'''

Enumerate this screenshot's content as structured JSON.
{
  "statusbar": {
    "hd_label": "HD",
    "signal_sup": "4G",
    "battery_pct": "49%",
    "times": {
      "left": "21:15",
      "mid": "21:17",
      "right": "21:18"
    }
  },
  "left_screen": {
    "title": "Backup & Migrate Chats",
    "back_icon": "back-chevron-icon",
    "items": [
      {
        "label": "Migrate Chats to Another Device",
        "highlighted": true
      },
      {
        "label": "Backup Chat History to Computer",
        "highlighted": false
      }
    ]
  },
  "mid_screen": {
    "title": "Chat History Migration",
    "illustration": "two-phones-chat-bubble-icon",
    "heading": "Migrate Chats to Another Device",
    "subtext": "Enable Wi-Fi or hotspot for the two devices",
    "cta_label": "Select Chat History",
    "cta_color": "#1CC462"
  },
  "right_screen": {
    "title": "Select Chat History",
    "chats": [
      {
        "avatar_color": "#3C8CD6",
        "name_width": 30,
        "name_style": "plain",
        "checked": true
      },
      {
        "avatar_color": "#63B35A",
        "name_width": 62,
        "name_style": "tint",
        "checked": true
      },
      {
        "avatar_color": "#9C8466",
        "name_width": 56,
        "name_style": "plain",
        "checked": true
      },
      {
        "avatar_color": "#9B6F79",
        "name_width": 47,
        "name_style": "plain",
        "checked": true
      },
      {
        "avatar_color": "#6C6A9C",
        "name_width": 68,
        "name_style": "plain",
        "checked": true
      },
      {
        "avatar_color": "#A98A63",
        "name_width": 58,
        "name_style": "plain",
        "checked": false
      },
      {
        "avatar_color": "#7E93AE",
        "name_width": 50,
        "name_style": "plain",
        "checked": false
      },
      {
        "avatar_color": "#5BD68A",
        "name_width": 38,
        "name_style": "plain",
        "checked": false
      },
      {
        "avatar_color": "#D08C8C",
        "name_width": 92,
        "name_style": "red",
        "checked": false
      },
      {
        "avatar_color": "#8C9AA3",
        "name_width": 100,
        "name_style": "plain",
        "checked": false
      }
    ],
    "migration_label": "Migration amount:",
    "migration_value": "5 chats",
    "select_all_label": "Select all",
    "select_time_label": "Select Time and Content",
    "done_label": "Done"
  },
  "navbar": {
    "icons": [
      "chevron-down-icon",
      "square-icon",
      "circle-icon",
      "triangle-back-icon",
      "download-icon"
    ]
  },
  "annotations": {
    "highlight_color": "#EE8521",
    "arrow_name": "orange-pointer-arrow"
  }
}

'''

--- WHAT NEEDS TO BE DONE ---
Copy each entry exactly, with nothing added or dropped.

--- ANSWER IN FULL ---
Enumerate this screenshot's content as structured JSON.
{
  "statusbar": {
    "hd_label": "HD",
    "signal_sup": "4G",
    "battery_pct": "49%",
    "times": {
      "left": "21:15",
      "mid": "21:17",
      "right": "21:18"
    }
  },
  "left_screen": {
    "title": "Backup & Migrate Chats",
    "back_icon": "back-chevron-icon",
    "items": [
      {
        "label": "Migrate Chats to Another Device",
        "highlighted": true
      },
      {
        "label": "Backup Chat History to Computer",
        "highlighted": false
      }
    ]
  },
  "mid_screen": {
    "title": "Chat History Migration",
    "illustration": "two-phones-chat-bubble-icon",
    "heading": "Migrate Chats to Another Device",
    "subtext": "Enable Wi-Fi or hotspot for the two devices",
    "cta_label": "Select Chat History",
    "cta_color": "#1CC462"
  },
  "right_screen": {
    "title": "Select Chat History",
    "chats": [
      {
        "avatar_color": "#3C8CD6",
        "name_width": 30,
        "name_style": "plain",
        "checked": true
      },
      {
        "avatar_color": "#63B35A",
        "name_width": 62,
        "name_style": "tint",
        "checked": true
      },
      {
        "avatar_color": "#9C8466",
        "name_width": 56,
        "name_style": "plain",
        "checked": true
      },
      {
        "avatar_color": "#9B6F79",
        "name_width": 47,
        "name_style": "plain",
        "checked": true
      },
      {
        "avatar_color": "#6C6A9C",
        "name_width": 68,
        "name_style": "plain",
        "checked": true
      },
      {
        "avatar_color": "#A98A63",
        "name_width": 58,
        "name_style": "plain",
        "checked": false
      },
      {
        "avatar_color": "#7E93AE",
        "name_width": 50,
        "name_style": "plain",
        "checked": false
      },
      {
        "avatar_color": "#5BD68A",
        "name_width": 38,
        "name_style": "plain",
        "checked": false
      },
      {
        "avatar_color": "#D08C8C",
        "name_width": 92,
        "name_style": "red",
        "checked": false
      },
      {
        "avatar_color": "#8C9AA3",
        "name_width": 100,
        "name_style": "plain",
        "checked": false
      }
    ],
    "migration_label": "Migration amount:",
    "migration_value": "5 chats",
    "select_all_label": "Select all",
    "select_time_label": "Select Time and Content",
    "done_label": "Done"
  },
  "navbar": {
    "icons": [
      "chevron-down-icon",
      "square-icon",
      "circle-icon",
      "triangle-back-icon",
      "download-icon"
    ]
  },
  "annotations": {
    "highlight_color": "#EE8521",
    "arrow_name": "orange-pointer-arrow"
  }
}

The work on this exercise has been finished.